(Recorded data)
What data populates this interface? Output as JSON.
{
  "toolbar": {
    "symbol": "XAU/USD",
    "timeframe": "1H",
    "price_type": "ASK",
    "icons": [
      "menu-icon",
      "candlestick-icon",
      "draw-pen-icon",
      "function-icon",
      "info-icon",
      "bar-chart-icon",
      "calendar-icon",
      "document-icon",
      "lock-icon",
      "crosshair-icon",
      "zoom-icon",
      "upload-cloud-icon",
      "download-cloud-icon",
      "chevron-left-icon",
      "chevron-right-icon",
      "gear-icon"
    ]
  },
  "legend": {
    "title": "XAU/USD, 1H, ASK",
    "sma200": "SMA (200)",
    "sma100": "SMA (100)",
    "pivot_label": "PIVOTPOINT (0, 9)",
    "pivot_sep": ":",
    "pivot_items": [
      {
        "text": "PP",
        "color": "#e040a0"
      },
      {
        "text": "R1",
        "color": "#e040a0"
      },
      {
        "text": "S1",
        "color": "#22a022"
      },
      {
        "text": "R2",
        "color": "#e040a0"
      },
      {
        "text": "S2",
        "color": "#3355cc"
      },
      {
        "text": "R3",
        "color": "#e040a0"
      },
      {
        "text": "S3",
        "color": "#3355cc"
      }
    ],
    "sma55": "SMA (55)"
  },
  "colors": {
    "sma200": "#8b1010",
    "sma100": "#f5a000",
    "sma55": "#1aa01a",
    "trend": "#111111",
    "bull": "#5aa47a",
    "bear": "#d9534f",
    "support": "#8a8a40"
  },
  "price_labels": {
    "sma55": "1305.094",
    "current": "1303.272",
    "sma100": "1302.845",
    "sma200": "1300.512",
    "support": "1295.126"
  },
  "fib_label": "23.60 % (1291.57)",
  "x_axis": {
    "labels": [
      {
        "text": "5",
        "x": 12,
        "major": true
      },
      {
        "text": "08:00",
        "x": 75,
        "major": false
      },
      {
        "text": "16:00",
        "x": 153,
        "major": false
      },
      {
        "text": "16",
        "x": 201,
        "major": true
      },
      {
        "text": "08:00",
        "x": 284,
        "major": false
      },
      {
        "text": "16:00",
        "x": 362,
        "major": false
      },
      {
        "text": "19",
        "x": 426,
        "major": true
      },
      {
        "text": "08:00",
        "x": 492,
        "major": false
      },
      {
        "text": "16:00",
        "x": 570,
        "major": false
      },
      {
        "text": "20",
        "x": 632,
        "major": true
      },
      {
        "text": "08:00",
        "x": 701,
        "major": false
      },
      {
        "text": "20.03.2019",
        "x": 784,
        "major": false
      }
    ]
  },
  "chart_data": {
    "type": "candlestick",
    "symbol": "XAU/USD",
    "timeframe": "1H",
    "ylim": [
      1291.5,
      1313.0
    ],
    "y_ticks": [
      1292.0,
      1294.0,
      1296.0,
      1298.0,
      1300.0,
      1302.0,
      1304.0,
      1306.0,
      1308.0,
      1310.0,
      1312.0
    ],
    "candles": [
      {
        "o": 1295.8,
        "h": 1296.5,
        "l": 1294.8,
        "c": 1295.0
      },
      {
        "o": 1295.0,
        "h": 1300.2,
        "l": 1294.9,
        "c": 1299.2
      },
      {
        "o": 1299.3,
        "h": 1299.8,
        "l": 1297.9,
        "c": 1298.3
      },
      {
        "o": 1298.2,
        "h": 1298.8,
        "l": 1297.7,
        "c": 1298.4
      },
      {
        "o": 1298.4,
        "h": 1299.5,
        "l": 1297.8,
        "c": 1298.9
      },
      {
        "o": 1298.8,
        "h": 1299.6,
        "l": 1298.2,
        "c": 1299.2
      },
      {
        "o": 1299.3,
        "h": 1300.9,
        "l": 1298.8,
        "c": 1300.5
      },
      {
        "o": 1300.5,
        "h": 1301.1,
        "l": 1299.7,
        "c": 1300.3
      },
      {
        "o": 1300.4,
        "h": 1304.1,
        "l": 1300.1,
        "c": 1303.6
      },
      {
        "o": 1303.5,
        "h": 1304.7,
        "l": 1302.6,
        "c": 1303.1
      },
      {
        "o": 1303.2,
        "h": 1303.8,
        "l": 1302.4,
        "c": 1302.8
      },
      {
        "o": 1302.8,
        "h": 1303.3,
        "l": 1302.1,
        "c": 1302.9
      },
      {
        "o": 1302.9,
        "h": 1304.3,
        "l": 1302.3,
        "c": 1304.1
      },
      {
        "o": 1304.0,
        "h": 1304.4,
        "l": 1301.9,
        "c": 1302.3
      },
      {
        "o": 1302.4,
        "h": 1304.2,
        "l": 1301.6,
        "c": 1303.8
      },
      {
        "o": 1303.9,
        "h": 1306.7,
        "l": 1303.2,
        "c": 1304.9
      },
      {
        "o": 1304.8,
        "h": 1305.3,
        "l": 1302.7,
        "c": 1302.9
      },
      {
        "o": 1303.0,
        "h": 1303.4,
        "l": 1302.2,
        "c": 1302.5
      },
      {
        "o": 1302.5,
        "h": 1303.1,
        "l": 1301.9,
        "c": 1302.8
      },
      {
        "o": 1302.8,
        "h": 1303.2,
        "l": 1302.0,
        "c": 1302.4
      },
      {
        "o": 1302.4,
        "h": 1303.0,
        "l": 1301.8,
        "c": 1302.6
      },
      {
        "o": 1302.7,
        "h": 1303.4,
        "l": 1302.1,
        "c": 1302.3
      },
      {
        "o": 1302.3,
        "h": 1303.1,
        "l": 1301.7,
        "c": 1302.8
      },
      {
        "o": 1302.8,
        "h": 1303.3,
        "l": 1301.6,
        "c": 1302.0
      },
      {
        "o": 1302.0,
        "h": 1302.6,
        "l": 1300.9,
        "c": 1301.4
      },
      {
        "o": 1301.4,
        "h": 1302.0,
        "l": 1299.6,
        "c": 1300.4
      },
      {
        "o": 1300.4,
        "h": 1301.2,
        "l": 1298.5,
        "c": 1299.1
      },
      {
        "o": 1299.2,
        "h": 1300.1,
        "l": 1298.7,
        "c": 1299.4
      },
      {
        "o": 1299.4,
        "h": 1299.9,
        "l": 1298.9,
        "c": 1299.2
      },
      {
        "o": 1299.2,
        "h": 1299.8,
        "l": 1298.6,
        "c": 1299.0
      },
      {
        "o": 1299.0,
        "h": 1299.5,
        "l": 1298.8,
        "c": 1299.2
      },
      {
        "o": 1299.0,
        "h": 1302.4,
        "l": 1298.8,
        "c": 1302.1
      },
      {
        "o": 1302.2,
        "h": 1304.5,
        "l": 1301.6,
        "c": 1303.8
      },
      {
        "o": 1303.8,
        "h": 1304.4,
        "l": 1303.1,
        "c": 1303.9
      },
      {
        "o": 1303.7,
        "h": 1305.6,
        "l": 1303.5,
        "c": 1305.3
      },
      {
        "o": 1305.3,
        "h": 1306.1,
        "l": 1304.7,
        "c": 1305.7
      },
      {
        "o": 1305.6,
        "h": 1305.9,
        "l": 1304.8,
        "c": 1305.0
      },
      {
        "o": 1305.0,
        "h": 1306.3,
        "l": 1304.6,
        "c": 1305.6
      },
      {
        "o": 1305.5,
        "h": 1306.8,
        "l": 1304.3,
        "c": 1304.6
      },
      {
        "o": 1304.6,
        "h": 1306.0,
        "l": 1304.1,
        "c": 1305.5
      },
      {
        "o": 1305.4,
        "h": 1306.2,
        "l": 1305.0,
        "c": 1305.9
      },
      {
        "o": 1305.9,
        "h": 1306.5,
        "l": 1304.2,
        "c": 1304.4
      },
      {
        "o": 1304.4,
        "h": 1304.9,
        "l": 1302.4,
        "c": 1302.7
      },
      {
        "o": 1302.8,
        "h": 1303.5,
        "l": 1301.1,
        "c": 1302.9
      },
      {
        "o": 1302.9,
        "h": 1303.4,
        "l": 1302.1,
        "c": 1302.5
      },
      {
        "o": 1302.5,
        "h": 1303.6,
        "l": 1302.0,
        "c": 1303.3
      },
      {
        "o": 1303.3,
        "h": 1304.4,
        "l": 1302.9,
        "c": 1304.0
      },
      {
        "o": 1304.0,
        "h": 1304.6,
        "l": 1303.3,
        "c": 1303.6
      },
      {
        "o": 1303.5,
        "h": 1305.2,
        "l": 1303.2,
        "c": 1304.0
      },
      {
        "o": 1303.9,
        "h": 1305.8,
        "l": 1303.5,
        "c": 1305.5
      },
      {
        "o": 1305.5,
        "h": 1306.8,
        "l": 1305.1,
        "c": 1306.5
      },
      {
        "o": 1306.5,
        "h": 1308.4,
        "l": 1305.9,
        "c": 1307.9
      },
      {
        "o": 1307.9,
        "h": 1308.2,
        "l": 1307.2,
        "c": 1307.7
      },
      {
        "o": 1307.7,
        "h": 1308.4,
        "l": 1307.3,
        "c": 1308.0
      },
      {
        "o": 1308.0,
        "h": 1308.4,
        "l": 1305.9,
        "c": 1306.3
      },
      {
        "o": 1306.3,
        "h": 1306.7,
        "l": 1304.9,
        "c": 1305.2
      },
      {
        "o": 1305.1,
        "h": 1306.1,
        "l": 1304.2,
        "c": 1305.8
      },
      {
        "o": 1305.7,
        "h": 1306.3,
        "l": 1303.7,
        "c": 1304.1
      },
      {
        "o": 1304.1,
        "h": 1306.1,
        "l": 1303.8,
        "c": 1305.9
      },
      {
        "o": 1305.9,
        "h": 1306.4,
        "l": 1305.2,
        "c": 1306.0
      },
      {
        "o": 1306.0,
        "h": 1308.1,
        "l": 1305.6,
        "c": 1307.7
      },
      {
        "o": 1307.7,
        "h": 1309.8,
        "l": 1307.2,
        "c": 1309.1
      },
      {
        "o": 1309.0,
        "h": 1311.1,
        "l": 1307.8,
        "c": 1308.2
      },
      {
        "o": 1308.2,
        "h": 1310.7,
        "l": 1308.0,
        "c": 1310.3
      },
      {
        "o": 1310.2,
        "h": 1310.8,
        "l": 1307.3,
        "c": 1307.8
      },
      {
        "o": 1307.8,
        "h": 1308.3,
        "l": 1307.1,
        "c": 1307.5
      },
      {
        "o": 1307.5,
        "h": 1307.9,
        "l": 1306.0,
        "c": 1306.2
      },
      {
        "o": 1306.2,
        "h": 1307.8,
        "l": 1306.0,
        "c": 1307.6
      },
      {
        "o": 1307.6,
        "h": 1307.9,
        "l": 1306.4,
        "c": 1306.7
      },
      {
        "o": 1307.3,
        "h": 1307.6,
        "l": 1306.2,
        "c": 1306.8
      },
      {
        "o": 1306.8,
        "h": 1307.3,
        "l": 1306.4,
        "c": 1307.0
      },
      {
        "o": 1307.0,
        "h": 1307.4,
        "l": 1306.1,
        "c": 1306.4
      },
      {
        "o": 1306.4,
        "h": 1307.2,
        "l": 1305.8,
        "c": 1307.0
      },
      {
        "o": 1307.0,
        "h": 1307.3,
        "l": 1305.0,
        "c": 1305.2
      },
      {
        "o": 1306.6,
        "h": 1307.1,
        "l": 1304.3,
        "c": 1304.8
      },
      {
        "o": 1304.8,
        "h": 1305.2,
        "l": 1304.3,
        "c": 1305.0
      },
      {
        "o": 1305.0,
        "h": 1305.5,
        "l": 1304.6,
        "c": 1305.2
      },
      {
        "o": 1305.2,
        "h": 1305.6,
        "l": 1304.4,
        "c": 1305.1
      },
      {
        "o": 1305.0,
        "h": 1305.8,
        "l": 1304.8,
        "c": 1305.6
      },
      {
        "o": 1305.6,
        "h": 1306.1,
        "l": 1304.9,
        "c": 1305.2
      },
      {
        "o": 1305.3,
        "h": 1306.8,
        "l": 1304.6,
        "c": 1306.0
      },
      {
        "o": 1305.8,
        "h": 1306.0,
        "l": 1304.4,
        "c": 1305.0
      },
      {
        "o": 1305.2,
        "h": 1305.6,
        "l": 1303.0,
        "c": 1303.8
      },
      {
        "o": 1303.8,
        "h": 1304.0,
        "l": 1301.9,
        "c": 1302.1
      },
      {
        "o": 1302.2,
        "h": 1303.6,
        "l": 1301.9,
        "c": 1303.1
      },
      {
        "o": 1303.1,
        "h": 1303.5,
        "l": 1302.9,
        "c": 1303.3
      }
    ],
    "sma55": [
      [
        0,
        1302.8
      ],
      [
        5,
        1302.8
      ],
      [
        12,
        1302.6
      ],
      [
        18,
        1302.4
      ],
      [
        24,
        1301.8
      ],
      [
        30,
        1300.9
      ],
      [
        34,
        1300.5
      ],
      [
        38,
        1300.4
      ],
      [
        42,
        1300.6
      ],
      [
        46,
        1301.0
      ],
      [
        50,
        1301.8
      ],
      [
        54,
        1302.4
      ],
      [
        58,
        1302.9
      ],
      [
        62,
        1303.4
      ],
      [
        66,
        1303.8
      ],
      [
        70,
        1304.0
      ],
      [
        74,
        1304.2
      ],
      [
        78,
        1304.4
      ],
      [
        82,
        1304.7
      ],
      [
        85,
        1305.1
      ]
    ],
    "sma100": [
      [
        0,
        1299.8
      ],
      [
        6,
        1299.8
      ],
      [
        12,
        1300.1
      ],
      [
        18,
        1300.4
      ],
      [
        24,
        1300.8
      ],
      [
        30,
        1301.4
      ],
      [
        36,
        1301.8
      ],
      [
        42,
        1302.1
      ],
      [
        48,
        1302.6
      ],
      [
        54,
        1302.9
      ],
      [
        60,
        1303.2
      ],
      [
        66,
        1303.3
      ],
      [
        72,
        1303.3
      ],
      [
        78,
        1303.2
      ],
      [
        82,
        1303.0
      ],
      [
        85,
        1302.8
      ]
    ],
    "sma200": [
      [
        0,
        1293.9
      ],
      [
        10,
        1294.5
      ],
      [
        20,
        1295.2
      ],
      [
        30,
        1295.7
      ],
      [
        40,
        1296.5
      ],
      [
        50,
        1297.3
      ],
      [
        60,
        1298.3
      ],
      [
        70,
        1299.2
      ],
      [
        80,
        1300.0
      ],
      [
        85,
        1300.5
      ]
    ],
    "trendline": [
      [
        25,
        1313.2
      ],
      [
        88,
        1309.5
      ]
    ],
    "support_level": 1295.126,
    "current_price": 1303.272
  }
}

Task statement:
How many of the listing's lines contain "chevron"? Respond with a single number and nothing else.

Output of the exercise:
2